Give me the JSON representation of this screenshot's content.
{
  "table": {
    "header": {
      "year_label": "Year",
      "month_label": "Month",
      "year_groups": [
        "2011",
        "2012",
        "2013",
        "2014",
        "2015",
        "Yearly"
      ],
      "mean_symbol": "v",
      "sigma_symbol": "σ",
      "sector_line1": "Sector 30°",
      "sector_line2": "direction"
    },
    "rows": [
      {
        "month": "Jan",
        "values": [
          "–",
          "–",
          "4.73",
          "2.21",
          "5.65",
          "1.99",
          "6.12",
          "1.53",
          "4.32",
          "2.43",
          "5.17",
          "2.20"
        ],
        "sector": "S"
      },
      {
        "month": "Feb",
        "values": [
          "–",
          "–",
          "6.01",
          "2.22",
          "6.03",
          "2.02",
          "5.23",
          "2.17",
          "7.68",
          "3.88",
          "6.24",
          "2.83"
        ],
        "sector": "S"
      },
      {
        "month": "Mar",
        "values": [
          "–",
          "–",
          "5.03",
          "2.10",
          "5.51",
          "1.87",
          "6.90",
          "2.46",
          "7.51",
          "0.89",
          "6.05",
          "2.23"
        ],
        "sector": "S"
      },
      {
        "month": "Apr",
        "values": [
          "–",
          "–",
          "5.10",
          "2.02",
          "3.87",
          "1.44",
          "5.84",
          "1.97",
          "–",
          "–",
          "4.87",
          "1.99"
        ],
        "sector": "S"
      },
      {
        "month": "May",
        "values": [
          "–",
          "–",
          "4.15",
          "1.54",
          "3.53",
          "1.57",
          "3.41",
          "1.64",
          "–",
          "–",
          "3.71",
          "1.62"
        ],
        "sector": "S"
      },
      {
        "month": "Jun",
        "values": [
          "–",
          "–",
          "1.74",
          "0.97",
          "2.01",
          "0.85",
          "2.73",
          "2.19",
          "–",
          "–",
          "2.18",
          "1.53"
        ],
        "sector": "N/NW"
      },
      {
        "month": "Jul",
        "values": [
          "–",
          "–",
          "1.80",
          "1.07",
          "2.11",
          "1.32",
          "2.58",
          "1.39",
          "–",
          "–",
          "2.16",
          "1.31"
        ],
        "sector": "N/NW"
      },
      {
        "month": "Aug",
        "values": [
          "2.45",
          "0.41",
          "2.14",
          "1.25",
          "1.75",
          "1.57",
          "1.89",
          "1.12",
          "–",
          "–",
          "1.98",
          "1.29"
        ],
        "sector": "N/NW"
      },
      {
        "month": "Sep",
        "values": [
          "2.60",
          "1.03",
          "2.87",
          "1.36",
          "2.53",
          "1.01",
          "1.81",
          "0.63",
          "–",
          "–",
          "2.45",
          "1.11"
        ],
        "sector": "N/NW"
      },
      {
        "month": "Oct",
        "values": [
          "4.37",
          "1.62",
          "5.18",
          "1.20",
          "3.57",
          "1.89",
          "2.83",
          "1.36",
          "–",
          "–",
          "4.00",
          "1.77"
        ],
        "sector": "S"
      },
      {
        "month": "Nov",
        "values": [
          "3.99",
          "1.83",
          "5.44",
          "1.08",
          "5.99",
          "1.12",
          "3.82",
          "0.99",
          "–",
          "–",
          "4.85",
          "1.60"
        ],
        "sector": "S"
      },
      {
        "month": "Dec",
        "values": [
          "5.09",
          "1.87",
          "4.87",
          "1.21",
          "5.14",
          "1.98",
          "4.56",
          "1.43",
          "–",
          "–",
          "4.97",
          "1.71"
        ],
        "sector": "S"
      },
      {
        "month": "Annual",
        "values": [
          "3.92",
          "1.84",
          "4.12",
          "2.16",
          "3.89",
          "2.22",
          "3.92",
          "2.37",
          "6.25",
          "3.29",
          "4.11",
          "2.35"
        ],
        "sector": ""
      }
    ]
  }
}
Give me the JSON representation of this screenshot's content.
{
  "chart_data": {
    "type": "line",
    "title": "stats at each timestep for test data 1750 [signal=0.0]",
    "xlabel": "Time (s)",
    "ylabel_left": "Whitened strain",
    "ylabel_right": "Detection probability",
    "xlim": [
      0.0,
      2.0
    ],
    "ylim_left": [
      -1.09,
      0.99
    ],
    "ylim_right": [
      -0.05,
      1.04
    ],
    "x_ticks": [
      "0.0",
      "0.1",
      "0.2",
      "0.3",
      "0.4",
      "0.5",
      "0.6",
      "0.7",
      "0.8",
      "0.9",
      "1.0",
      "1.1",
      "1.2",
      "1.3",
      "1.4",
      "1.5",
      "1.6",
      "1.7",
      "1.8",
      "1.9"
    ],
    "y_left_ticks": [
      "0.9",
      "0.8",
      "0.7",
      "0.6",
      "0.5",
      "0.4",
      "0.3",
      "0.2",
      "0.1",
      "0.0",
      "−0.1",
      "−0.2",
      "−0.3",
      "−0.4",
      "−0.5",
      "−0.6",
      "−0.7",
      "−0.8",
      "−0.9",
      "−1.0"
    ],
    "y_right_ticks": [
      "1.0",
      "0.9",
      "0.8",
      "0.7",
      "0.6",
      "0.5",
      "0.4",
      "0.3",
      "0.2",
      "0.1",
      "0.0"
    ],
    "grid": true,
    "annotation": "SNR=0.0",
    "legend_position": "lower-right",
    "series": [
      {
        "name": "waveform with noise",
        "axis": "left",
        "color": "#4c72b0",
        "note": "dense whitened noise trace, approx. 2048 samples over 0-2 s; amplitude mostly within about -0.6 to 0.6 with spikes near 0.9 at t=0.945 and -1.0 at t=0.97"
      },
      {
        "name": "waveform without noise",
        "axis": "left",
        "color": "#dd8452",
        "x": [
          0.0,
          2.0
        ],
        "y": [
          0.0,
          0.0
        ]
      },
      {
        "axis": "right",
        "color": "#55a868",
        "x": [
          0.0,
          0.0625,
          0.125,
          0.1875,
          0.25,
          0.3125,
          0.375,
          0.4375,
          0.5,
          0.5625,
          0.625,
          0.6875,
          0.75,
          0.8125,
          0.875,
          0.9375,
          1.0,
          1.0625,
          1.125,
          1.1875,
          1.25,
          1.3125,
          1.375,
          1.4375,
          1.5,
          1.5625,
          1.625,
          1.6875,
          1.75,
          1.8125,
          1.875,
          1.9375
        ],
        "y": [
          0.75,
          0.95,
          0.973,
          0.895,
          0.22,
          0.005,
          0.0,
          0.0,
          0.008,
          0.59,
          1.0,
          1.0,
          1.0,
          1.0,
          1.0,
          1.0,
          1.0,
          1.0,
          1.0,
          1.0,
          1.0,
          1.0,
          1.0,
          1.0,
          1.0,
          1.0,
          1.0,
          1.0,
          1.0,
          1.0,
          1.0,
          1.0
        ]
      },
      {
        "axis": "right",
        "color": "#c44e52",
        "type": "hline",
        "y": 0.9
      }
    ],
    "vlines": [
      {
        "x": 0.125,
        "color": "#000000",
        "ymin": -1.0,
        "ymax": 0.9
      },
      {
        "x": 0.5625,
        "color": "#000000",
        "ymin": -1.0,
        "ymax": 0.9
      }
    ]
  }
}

> _WRITTEN PROBLEM_: Repeat the listing in full, keeping every line exactly as it is.

> _ANSWER TO THIS TASK_:
Give me the JSON representation of this screenshot's content.
{
  "table": {
    "header": {
      "year_label": "Year",
      "month_label": "Month",
      "year_groups": [
        "2011",
        "2012",
        "2013",
        "2014",
        "2015",
        "Yearly"
      ],
      "mean_symbol": "v",
      "sigma_symbol": "σ",
      "sector_line1": "Sector 30°",
      "sector_line2": "direction"
    },
    "rows": [
      {
        "month": "Jan",
        "values": [
          "–",
          "–",
          "4.73",
          "2.21",
          "5.65",
          "1.99",
          "6.12",
          "1.53",
          "4.32",
          "2.43",
          "5.17",
          "2.20"
        ],
        "sector": "S"
      },
      {
        "month": "Feb",
        "values": [
          "–",
          "–",
          "6.01",
          "2.22",
          "6.03",
          "2.02",
          "5.23",
          "2.17",
          "7.68",
          "3.88",
          "6.24",
          "2.83"
        ],
        "sector": "S"
      },
      {
        "month": "Mar",
        "values": [
          "–",
          "–",
          "5.03",
          "2.10",
          "5.51",
          "1.87",
          "6.90",
          "2.46",
          "7.51",
          "0.89",
          "6.05",
          "2.23"
        ],
        "sector": "S"
      },
      {
        "month": "Apr",
        "values": [
          "–",
          "–",
          "5.10",
          "2.02",
          "3.87",
          "1.44",
          "5.84",
          "1.97",
          "–",
          "–",
          "4.87",
          "1.99"
        ],
        "sector": "S"
      },
      {
        "month": "May",
        "values": [
          "–",
          "–",
          "4.15",
          "1.54",
          "3.53",
          "1.57",
          "3.41",
          "1.64",
          "–",
          "–",
          "3.71",
          "1.62"
        ],
        "sector": "S"
      },
      {
        "month": "Jun",
        "values": [
          "–",
          "–",
          "1.74",
          "0.97",
          "2.01",
          "0.85",
          "2.73",
          "2.19",
          "–",
          "–",
          "2.18",
          "1.53"
        ],
        "sector": "N/NW"
      },
      {
        "month": "Jul",
        "values": [
          "–",
          "–",
          "1.80",
          "1.07",
          "2.11",
          "1.32",
          "2.58",
          "1.39",
          "–",
          "–",
          "2.16",
          "1.31"
        ],
        "sector": "N/NW"
      },
      {
        "month": "Aug",
        "values": [
          "2.45",
          "0.41",
          "2.14",
          "1.25",
          "1.75",
          "1.57",
          "1.89",
          "1.12",
          "–",
          "–",
          "1.98",
          "1.29"
        ],
        "sector": "N/NW"
      },
      {
        "month": "Sep",
        "values": [
          "2.60",
          "1.03",
          "2.87",
          "1.36",
          "2.53",
          "1.01",
          "1.81",
          "0.63",
          "–",
          "–",
          "2.45",
          "1.11"
        ],
        "sector": "N/NW"
      },
      {
        "month": "Oct",
        "values": [
          "4.37",
          "1.62",
          "5.18",
          "1.20",
          "3.57",
          "1.89",
          "2.83",
          "1.36",
          "–",
          "–",
          "4.00",
          "1.77"
        ],
        "sector": "S"
      },
      {
        "month": "Nov",
        "values": [
          "3.99",
          "1.83",
          "5.44",
          "1.08",
          "5.99",
          "1.12",
          "3.82",
          "0.99",
          "–",
          "–",
          "4.85",
          "1.60"
        ],
        "sector": "S"
      },
      {
        "month": "Dec",
        "values": [
          "5.09",
          "1.87",
          "4.87",
          "1.21",
          "5.14",
          "1.98",
          "4.56",
          "1.43",
          "–",
          "–",
          "4.97",
          "1.71"
        ],
        "sector": "S"
      },
      {
        "month": "Annual",
        "values": [
          "3.92",
          "1.84",
          "4.12",
          "2.16",
          "3.89",
          "2.22",
          "3.92",
          "2.37",
          "6.25",
          "3.29",
          "4.11",
          "2.35"
        ],
        "sector": ""
      }
    ]
  }
}
Give me the JSON representation of this screenshot's content.
{
  "chart_data": {
    "type": "line",
    "title": "stats at each timestep for test data 1750 [signal=0.0]",
    "xlabel": "Time (s)",
    "ylabel_left": "Whitened strain",
    "ylabel_right": "Detection probability",
    "xlim": [
      0.0,
      2.0
    ],
    "ylim_left": [
      -1.09,
      0.99
    ],
    "ylim_right": [
      -0.05,
      1.04
    ],
    "x_ticks": [
      "0.0",
      "0.1",
      "0.2",
      "0.3",
      "0.4",
      "0.5",
      "0.6",
      "0.7",
      "0.8",
      "0.9",
      "1.0",
      "1.1",
      "1.2",
      "1.3",
      "1.4",
      "1.5",
      "1.6",
      "1.7",
      "1.8",
      "1.9"
    ],
    "y_left_ticks": [
      "0.9",
      "0.8",
      "0.7",
      "0.6",
      "0.5",
      "0.4",
      "0.3",
      "0.2",
      "0.1",
      "0.0",
      "−0.1",
      "−0.2",
      "−0.3",
      "−0.4",
      "−0.5",
      "−0.6",
      "−0.7",
      "−0.8",
      "−0.9",
      "−1.0"
    ],
    "y_right_ticks": [
      "1.0",
      "0.9",
      "0.8",
      "0.7",
      "0.6",
      "0.5",
      "0.4",
      "0.3",
      "0.2",
      "0.1",
      "0.0"
    ],
    "grid": true,
    "annotation": "SNR=0.0",
    "legend_position": "lower-right",
    "series": [
      {
        "name": "waveform with noise",
        "axis": "left",
        "color": "#4c72b0",
        "note": "dense whitened noise trace, approx. 2048 samples over 0-2 s; amplitude mostly within about -0.6 to 0.6 with spikes near 0.9 at t=0.945 and -1.0 at t=0.97"
      },
      {
        "name": "waveform without noise",
        "axis": "left",
        "color": "#dd8452",
        "x": [
          0.0,
          2.0
        ],
        "y": [
          0.0,
          0.0
        ]
      },
      {
        "axis": "right",
        "color": "#55a868",
        "x": [
          0.0,
          0.0625,
          0.125,
          0.1875,
          0.25,
          0.3125,
          0.375,
          0.4375,
          0.5,
          0.5625,
          0.625,
          0.6875,
          0.75,
          0.8125,
          0.875,
          0.9375,
          1.0,
          1.0625,
          1.125,
          1.1875,
          1.25,
          1.3125,
          1.375,
          1.4375,
          1.5,
          1.5625,
          1.625,
          1.6875,
          1.75,
          1.8125,
          1.875,
          1.9375
        ],
        "y": [
          0.75,
          0.95,
          0.973,
          0.895,
          0.22,
          0.005,
          0.0,
          0.0,
          0.008,
          0.59,
          1.0,
          1.0,
          1.0,
          1.0,
          1.0,
          1.0,
          1.0,
          1.0,
          1.0,
          1.0,
          1.0,
          1.0,
          1.0,
          1.0,
          1.0,
          1.0,
          1.0,
          1.0,
          1.0,
          1.0,
          1.0,
          1.0
        ]
      },
      {
        "axis": "right",
        "color": "#c44e52",
        "type": "hline",
        "y": 0.9
      }
    ],
    "vlines": [
      {
        "x": 0.125,
        "color": "#000000",
        "ymin": -1.0,
        "ymax": 0.9
      },
      {
        "x": 0.5625,
        "color": "#000000",
        "ymin": -1.0,
        "ymax": 0.9
      }
    ]
  }
}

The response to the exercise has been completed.